REQUIREMENTS: Write out the part of the planetary gear abstract below word for word, starting with "Influence of Parameters" and going on through "E.F., Perminova O.M.".

Influence of Parameters of a Planetary Gear with Internal Meshing on Its Technical and Economic Indicators

Suntsov A.S., Vychuzhanina E.F., Perminova O.M.

Abstract


Designs of a gear planetary transmission containing an eccentric carrier, one or two satellites and a stationary central wheel with internal teeth, characterized by a roller design of the mechanism for removing movement from the satellites, have a high load capacity and high efficiency with a large gear ratio in one stage (designs are protected by patents for inventions). To optimize the parameters of these planetary mechanisms and improve their technical and economic indicators, a dependence was obtained that determines the ratio between the permissible loads in the meshing of wheels, corresponding to the contact and bending strength of teeth, on their number and gear ratio. It was found that at large gear ratios (more than 17) the load capacity of this type of gear is limited by the bending strength of the wheel teeth. This was used to determine the allowable torque on the output shaft of the transmission and its ratio to the volume of the stationary central wheel, which determines the mass and volume of the transmission as a whole. It is shown that the planetary gear with the difference in numbers of teeth of the satellite and the central gear equal to one has the greatest load capacity for a given gear ratio and volume of the stationary central wheel (and, consequently, the volume of the transmission as a whole). The efficiency of a planetary gear with a roller version of the mechanism for removing movement from the satellites was determined experimentally on a specially created installation containing an electromagnetic loading device and strain gauge torque sensors (with rational transmission parameters and its gear ratio not exceeding 60, the efficiency is 85...90 %). The efficiency of a similar transmission with a traditional pinion mechanism for removing movement from the satellites is about 5 % lower than the efficiency of a gear-roller transmission. With an increase in the gear ratio, the efficiency of the planetary gear decreases.

Excerpts from a layout annotation set:
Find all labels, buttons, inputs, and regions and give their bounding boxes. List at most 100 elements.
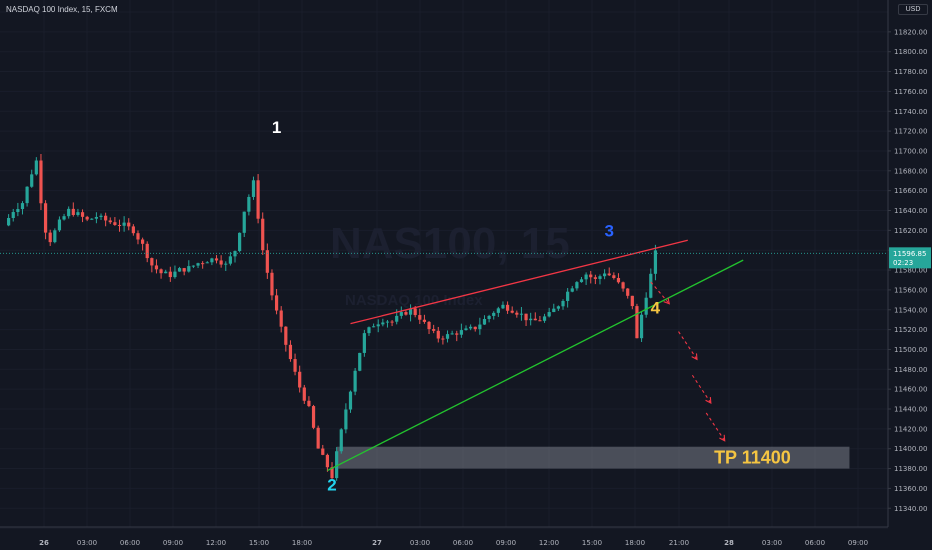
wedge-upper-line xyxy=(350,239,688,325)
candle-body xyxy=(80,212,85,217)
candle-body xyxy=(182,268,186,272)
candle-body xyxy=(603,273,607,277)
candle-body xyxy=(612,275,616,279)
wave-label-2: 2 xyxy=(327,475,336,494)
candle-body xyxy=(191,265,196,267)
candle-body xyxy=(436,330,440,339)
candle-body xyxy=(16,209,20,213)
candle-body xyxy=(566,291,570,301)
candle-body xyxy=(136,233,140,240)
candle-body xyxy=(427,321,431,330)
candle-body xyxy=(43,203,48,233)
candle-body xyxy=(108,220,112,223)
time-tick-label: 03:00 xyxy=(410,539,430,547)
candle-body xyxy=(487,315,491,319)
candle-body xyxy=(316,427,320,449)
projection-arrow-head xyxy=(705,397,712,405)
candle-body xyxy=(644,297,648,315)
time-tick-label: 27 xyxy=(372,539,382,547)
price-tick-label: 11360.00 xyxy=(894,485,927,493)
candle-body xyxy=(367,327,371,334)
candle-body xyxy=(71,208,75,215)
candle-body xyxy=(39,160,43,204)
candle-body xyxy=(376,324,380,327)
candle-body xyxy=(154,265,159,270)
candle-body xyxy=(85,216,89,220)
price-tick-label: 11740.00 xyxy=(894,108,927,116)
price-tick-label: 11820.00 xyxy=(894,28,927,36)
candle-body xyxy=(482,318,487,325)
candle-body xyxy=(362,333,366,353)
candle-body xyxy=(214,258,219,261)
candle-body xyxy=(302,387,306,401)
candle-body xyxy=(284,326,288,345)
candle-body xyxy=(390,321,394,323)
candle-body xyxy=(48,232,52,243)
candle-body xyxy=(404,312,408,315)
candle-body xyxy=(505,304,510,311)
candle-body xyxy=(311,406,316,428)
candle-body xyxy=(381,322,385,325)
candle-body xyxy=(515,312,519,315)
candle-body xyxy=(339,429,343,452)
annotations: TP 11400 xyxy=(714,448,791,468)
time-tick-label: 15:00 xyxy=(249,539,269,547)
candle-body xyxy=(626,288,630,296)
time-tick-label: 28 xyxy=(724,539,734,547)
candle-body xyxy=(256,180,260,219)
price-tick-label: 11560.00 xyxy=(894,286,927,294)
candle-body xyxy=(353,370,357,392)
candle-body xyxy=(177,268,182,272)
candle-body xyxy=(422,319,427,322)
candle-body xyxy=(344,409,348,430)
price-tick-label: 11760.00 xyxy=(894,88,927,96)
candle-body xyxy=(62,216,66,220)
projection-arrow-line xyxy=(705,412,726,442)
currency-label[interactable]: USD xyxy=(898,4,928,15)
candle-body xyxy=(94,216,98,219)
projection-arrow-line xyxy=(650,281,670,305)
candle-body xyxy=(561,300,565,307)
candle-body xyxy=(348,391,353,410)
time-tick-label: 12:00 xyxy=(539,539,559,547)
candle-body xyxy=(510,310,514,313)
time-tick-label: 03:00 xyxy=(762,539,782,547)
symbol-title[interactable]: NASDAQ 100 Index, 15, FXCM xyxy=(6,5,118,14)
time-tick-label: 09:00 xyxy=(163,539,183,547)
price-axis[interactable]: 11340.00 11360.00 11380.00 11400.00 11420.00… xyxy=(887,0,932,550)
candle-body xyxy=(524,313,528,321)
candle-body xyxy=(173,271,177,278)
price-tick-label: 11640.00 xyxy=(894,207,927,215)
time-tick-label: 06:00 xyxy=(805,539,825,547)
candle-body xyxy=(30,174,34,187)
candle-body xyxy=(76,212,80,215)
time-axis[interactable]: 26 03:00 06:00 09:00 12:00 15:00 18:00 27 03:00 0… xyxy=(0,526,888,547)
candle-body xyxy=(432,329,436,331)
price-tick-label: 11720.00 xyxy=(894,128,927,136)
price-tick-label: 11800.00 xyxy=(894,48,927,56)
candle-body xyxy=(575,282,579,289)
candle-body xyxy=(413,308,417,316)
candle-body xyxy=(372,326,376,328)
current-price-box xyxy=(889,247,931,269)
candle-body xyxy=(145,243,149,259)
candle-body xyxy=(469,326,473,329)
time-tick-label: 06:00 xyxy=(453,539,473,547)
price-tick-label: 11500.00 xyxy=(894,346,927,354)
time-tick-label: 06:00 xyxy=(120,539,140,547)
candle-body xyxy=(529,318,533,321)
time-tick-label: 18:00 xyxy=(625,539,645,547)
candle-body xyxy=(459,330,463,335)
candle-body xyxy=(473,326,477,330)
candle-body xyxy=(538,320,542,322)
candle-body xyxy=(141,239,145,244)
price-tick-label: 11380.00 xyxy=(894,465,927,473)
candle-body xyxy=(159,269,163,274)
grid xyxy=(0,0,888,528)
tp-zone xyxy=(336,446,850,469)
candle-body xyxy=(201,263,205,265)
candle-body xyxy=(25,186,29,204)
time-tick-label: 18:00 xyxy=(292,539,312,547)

...

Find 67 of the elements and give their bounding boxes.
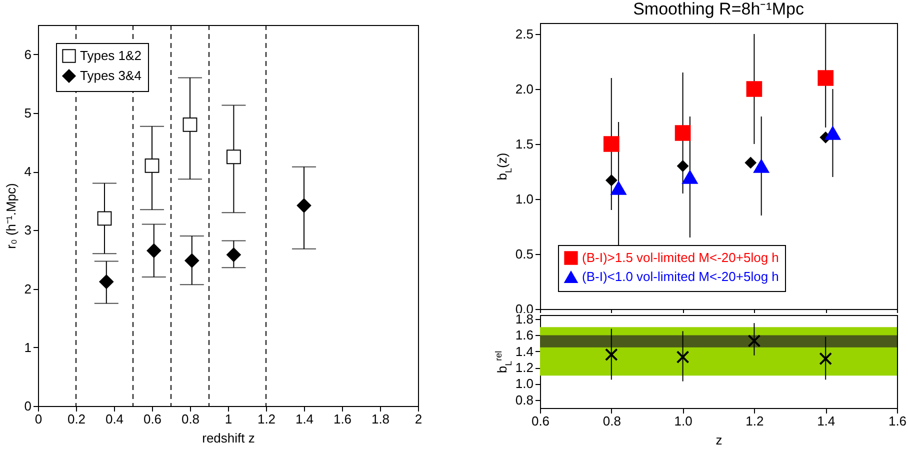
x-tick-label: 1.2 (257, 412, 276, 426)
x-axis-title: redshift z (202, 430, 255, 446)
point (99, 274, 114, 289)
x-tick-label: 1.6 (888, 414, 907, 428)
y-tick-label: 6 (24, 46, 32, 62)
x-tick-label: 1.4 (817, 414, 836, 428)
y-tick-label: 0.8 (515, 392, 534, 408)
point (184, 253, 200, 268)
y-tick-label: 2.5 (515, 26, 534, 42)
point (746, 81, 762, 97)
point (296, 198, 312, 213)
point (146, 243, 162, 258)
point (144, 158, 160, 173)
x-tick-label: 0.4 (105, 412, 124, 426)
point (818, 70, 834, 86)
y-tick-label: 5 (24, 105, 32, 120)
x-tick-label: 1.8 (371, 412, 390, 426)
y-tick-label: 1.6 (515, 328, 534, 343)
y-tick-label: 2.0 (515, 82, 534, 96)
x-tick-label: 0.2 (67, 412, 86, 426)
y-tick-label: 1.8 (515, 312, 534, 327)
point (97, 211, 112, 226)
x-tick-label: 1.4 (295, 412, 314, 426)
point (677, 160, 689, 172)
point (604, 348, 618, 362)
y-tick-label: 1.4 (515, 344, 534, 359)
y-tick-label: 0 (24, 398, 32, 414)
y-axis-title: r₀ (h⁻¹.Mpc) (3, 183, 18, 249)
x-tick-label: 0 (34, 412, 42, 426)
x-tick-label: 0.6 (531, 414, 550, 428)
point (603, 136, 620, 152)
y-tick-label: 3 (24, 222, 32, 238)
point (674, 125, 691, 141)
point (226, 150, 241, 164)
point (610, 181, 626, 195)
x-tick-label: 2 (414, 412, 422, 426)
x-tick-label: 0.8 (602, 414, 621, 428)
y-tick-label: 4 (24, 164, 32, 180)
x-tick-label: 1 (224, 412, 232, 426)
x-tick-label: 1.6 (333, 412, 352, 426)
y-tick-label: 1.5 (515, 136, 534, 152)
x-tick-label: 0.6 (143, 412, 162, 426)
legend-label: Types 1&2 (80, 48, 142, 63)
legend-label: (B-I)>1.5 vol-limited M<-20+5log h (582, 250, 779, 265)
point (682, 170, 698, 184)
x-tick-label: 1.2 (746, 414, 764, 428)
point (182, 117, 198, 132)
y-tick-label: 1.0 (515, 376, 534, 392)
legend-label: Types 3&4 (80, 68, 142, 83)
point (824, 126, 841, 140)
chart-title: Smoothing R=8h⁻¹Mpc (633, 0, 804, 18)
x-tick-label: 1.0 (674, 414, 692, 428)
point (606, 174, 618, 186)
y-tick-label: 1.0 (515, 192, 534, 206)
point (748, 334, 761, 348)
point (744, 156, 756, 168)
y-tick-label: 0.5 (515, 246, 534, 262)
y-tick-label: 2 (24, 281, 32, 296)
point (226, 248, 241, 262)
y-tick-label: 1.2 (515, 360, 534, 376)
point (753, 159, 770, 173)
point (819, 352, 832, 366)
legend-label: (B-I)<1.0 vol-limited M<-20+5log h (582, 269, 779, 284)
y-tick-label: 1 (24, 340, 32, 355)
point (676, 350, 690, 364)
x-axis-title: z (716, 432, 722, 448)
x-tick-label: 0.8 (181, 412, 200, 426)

OUTPUT FOR THIS TASK:
Influence of Parameters of a Planetary Gear with Internal Meshing on Its Technical and Economic Indicators

Suntsov A.S., Vychuzhanina E.F., Perminova O.M.